## TASK STATEMENT
Copy each line of the entries that contains the word "Save".

(begin)

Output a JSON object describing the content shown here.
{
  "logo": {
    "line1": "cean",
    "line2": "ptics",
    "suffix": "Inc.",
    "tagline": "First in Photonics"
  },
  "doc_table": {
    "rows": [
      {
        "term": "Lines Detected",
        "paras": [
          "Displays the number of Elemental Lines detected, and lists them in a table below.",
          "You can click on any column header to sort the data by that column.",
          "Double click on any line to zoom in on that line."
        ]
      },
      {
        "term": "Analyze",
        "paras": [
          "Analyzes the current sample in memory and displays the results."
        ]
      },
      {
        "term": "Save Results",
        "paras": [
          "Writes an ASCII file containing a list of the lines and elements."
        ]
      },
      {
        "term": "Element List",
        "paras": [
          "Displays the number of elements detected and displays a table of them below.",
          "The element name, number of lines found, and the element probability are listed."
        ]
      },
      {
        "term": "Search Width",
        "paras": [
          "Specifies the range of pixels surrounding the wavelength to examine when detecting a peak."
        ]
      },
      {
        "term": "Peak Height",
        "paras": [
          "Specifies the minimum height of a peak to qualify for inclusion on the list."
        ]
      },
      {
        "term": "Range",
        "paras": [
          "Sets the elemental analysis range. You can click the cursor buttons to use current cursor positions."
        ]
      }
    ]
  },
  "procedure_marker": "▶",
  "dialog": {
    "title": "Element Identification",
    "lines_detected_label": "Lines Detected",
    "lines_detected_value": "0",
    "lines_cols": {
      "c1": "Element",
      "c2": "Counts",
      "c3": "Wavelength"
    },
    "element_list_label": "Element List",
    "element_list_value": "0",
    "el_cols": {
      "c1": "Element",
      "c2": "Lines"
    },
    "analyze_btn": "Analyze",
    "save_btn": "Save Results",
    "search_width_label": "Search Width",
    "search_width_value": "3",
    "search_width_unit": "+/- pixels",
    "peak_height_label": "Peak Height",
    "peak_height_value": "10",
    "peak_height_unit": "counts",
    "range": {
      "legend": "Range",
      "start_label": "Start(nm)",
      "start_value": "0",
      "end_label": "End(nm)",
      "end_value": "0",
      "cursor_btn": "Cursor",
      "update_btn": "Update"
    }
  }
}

(end)

## SOLUTION BELOW
        "term": "Save Results",
    "save_btn": "Save Results",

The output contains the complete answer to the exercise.